Report all lines holding "Gross".

((

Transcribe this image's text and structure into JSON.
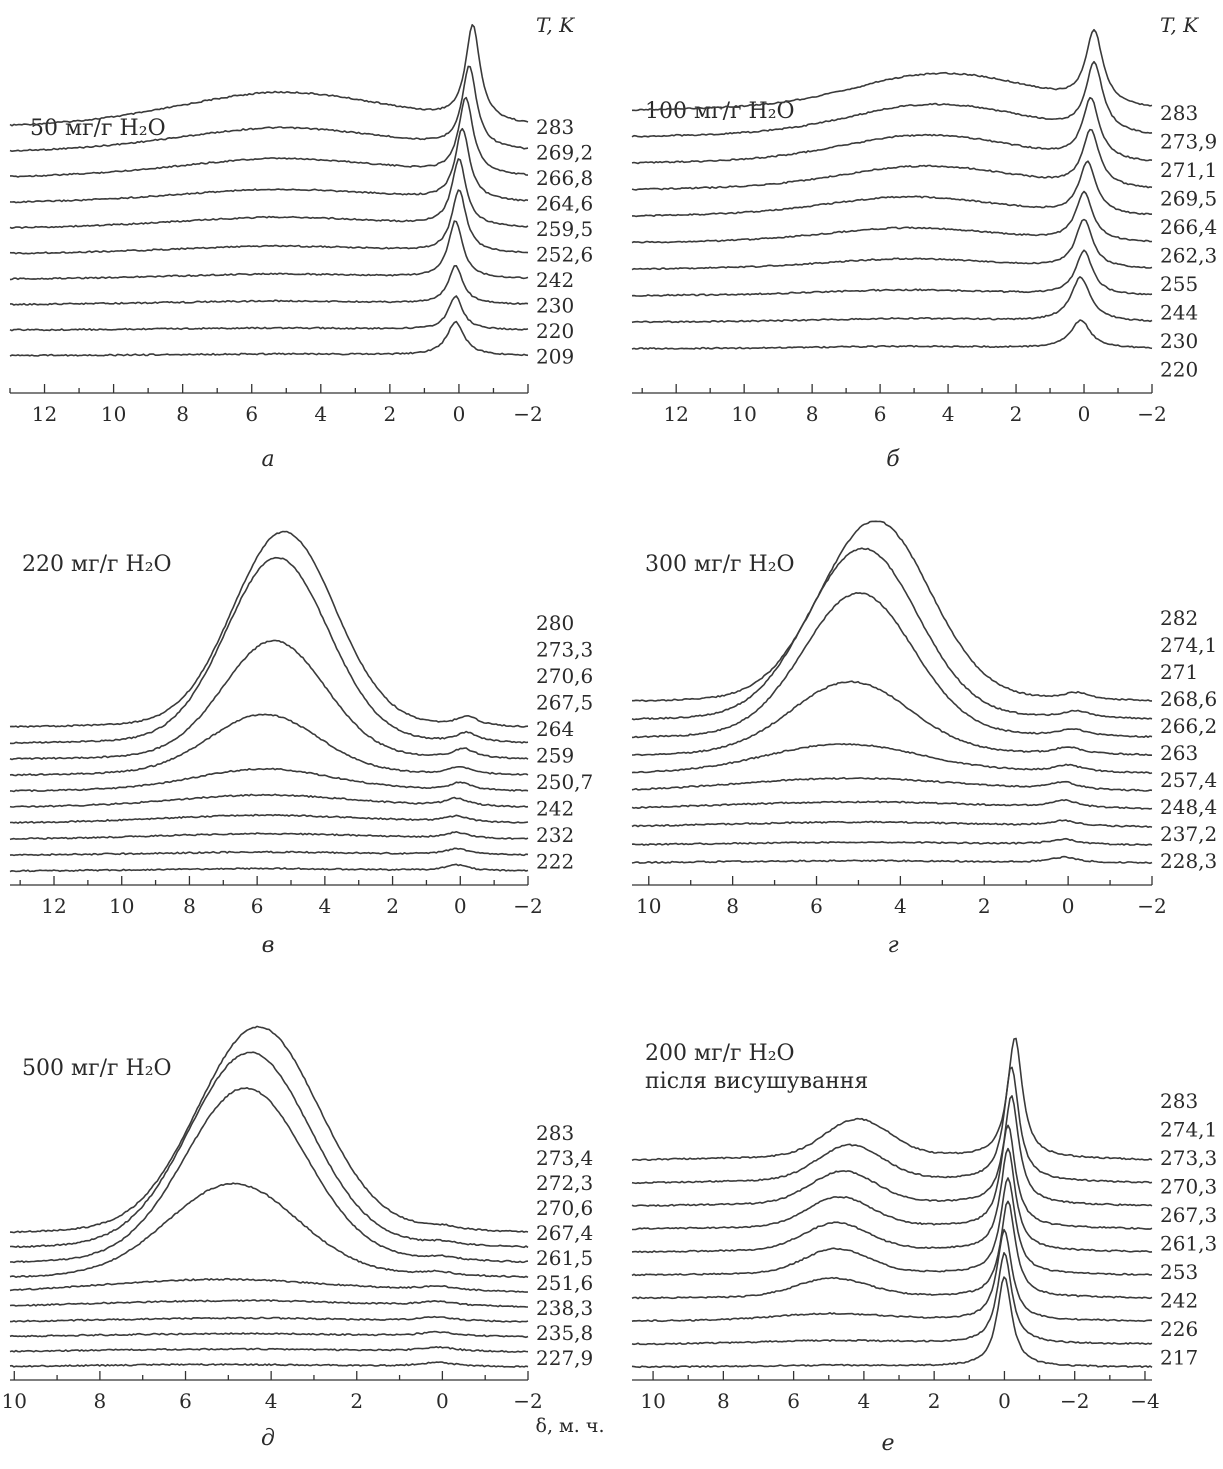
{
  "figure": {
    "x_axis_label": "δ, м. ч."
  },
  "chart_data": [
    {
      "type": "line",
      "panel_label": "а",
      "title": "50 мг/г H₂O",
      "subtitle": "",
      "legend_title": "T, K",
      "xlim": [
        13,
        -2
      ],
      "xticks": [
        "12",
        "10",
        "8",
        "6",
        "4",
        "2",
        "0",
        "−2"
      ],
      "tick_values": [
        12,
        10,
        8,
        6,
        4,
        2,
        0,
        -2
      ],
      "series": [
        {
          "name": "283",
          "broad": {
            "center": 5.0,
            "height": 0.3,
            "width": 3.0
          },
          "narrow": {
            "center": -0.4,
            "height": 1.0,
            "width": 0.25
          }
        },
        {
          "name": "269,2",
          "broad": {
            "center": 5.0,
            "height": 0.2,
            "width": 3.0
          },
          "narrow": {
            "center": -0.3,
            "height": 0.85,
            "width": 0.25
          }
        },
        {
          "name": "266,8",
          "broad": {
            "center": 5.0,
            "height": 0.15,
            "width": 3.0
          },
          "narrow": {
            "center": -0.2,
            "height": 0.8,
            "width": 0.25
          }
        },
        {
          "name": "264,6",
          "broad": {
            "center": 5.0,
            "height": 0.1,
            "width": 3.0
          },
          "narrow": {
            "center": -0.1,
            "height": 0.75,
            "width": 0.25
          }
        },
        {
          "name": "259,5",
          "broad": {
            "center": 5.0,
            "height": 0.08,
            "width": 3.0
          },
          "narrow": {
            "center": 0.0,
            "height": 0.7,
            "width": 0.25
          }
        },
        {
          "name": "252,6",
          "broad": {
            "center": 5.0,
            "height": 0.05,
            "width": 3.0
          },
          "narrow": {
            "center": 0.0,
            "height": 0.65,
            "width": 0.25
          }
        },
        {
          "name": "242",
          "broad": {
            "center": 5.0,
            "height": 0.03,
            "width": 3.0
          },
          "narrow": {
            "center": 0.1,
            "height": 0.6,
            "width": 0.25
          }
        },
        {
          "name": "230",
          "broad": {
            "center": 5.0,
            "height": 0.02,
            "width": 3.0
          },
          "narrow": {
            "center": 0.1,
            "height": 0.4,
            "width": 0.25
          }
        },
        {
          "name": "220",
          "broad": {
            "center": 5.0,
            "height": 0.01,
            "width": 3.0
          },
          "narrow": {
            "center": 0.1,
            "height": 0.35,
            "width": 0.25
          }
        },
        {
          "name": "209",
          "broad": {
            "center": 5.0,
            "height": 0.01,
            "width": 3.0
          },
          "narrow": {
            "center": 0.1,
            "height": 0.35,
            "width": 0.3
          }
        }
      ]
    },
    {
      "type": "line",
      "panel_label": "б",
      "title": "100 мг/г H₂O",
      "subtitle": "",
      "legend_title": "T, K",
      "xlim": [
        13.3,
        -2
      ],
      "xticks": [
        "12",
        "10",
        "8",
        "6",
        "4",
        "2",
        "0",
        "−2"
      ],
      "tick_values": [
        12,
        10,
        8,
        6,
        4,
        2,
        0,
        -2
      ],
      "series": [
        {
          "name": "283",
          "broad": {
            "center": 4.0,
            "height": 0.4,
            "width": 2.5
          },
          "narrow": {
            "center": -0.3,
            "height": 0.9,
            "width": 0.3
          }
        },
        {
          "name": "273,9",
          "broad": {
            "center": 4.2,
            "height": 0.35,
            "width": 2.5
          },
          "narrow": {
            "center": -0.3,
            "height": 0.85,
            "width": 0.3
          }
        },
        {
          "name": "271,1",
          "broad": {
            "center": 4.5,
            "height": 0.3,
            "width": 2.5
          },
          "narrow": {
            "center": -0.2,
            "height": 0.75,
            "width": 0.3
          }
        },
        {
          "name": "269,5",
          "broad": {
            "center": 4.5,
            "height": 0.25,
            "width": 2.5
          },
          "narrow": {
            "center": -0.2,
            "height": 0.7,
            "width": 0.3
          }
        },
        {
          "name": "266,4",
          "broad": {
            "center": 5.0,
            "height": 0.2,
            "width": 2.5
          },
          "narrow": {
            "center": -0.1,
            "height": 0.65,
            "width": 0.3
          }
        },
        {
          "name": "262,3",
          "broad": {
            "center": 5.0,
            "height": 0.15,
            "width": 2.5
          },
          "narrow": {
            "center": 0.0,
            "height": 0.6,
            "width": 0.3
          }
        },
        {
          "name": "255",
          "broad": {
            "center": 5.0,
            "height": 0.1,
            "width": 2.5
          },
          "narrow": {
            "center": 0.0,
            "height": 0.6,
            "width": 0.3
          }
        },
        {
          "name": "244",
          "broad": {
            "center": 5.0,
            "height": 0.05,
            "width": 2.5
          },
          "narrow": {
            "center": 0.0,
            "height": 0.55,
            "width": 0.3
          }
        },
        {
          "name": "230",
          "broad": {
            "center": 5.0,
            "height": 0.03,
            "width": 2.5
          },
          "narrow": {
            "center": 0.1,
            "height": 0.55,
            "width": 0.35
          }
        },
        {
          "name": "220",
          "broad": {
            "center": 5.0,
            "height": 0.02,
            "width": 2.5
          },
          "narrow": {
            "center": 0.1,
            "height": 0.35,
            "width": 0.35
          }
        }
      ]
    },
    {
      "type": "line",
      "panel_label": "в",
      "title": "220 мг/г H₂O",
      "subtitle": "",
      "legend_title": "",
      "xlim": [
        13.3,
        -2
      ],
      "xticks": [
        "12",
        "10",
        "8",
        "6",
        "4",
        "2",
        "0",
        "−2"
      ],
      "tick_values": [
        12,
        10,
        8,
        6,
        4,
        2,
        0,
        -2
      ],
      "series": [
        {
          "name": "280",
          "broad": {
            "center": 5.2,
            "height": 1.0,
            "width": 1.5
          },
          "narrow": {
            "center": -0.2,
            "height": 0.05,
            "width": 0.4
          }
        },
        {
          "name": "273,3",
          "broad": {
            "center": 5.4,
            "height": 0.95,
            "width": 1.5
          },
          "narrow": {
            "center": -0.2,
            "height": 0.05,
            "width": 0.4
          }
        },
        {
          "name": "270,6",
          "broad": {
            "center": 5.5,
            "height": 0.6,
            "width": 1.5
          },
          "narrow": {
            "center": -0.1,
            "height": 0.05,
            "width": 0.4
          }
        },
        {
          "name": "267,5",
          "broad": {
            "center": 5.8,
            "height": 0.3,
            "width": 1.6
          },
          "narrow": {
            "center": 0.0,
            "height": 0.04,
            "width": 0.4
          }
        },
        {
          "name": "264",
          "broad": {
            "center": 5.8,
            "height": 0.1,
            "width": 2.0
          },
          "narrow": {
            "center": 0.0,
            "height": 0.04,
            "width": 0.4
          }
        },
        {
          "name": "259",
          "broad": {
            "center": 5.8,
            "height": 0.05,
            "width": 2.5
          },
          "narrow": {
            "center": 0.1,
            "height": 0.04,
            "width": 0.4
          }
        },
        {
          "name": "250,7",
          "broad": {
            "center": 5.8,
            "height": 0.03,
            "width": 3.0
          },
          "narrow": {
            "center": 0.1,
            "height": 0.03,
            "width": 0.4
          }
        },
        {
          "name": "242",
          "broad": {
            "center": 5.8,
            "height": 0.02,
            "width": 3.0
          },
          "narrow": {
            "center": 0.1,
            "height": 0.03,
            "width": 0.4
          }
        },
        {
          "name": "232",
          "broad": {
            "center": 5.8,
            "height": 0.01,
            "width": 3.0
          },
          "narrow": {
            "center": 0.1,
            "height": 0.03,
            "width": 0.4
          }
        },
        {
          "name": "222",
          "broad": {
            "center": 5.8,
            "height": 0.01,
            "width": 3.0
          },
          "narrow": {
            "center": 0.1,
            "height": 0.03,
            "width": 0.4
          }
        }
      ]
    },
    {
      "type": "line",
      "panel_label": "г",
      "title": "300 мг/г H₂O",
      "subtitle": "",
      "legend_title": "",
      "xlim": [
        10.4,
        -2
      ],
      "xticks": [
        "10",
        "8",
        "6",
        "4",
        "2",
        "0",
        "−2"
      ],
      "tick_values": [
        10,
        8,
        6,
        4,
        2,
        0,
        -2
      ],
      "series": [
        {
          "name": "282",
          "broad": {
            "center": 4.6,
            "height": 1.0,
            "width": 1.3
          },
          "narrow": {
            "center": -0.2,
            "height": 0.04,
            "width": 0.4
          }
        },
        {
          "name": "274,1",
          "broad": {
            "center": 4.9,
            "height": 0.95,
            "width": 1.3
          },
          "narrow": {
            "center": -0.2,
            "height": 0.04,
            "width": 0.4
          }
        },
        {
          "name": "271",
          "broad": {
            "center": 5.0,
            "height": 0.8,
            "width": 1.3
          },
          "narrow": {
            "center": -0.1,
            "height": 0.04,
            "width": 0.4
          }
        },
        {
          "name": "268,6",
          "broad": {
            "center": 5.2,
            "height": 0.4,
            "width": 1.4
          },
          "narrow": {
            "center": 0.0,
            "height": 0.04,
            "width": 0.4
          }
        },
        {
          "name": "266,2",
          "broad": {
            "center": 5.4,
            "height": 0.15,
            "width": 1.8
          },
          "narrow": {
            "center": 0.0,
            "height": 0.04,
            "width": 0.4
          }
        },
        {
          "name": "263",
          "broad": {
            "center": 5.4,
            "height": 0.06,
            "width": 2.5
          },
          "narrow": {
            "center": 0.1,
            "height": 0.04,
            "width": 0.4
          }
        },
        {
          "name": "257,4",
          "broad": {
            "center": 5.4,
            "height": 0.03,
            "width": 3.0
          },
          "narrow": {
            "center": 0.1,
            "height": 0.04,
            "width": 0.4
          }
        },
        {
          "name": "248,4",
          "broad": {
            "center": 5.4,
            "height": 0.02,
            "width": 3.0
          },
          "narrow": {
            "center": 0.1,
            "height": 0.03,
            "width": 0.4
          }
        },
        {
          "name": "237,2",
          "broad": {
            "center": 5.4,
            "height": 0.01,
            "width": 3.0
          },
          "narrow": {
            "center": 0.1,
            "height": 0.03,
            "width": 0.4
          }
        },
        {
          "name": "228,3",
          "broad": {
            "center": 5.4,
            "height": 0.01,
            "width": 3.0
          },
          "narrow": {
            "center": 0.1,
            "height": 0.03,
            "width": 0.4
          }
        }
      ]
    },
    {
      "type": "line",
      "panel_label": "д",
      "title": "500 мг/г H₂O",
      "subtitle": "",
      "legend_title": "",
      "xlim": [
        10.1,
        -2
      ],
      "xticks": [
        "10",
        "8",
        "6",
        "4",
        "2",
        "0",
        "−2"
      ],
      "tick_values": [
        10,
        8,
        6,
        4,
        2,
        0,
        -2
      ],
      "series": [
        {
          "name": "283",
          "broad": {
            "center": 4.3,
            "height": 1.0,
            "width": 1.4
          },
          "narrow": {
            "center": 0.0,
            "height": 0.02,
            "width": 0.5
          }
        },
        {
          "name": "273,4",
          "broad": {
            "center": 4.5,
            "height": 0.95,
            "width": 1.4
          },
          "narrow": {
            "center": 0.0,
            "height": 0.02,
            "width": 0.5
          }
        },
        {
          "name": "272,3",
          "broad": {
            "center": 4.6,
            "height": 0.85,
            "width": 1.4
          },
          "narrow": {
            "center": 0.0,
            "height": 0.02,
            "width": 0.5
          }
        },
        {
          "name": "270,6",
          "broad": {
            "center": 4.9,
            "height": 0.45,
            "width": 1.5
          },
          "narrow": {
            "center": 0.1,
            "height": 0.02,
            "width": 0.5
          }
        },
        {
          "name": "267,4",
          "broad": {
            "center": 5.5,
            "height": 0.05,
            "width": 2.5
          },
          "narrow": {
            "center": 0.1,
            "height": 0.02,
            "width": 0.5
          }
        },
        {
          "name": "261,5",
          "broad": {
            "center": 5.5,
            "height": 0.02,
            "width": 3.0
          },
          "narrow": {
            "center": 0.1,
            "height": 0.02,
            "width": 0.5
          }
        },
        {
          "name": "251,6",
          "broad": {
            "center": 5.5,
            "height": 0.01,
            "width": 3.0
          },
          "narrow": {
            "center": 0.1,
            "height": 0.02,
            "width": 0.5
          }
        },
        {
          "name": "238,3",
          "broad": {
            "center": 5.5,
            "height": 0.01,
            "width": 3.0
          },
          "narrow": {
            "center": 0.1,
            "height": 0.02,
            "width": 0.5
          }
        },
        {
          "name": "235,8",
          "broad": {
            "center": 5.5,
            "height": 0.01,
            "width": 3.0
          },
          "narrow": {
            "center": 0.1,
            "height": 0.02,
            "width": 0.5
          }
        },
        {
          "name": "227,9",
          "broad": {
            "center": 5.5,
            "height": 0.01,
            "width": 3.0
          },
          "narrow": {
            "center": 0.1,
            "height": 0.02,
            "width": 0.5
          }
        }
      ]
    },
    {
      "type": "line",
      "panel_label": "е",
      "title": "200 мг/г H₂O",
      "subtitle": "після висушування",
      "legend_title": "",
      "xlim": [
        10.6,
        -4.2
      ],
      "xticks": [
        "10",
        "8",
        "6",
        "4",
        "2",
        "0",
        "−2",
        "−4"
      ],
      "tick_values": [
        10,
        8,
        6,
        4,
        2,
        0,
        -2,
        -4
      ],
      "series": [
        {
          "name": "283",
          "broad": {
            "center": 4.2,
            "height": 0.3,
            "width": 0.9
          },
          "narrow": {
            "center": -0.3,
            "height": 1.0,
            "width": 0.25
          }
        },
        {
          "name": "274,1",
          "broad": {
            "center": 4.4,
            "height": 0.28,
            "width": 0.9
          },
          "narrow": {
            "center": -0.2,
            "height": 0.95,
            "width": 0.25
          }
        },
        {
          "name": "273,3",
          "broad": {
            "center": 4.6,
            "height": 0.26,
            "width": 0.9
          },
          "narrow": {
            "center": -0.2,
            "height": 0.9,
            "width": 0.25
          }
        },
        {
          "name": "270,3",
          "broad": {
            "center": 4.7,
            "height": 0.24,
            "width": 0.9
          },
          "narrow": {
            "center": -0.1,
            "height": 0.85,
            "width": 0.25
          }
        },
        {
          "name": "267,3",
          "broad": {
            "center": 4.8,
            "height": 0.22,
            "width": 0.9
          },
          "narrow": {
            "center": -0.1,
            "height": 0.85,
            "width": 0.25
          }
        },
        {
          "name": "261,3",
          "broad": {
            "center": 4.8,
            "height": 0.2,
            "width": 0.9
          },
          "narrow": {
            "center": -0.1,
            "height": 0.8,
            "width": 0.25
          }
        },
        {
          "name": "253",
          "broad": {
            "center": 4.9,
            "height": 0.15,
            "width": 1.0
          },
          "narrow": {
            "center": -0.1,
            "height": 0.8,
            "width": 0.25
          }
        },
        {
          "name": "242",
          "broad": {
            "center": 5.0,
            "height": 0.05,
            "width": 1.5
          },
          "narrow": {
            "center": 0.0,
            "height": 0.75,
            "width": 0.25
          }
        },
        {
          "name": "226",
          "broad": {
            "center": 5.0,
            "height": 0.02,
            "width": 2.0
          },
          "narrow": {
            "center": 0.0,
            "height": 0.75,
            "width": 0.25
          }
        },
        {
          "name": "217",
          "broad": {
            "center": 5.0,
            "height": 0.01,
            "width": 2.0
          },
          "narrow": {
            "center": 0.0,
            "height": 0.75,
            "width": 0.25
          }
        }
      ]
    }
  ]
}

))
((

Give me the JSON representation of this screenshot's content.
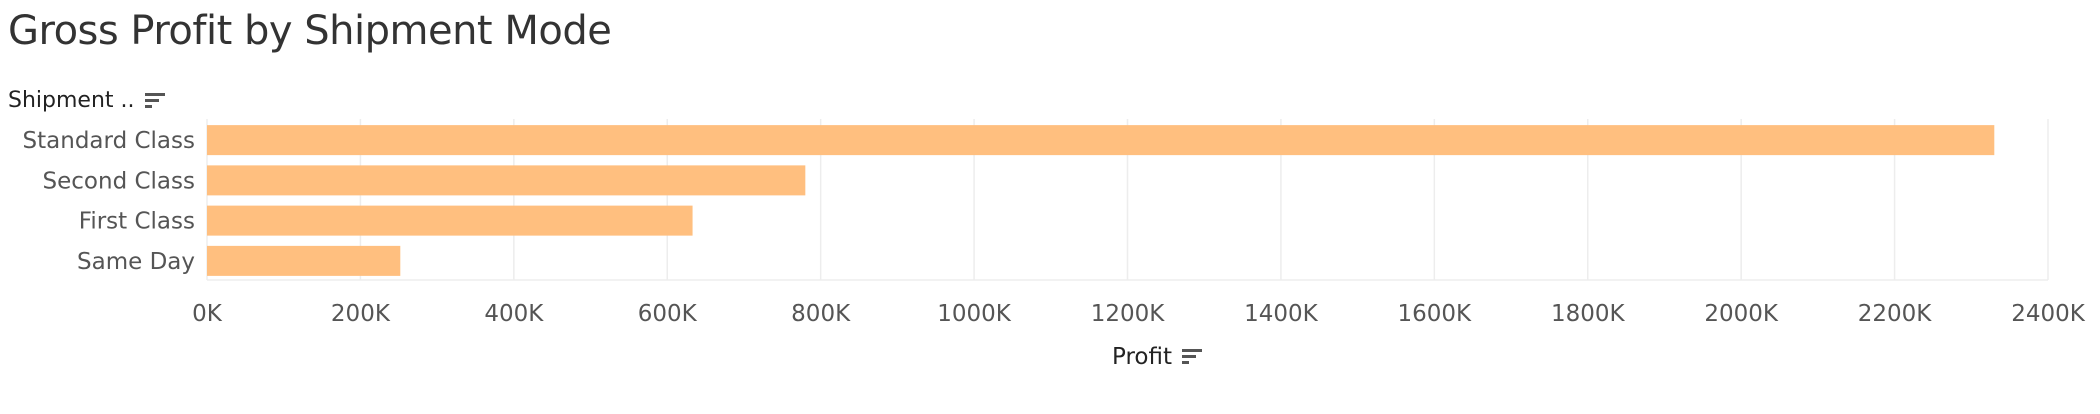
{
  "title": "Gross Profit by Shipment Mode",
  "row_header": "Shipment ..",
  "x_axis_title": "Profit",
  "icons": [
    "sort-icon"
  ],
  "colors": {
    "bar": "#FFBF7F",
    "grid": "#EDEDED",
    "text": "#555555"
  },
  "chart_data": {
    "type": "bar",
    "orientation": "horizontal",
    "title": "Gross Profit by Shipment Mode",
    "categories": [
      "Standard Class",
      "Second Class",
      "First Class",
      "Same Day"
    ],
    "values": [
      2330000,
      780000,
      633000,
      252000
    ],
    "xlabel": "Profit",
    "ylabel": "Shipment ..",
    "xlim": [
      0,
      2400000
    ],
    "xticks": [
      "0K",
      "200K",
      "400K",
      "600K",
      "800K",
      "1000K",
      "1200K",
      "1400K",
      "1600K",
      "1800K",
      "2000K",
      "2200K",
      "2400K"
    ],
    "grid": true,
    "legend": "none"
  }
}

))

The solution:
  "title": "Gross Profit by Shipment Mode",
    "title": "Gross Profit by Shipment Mode",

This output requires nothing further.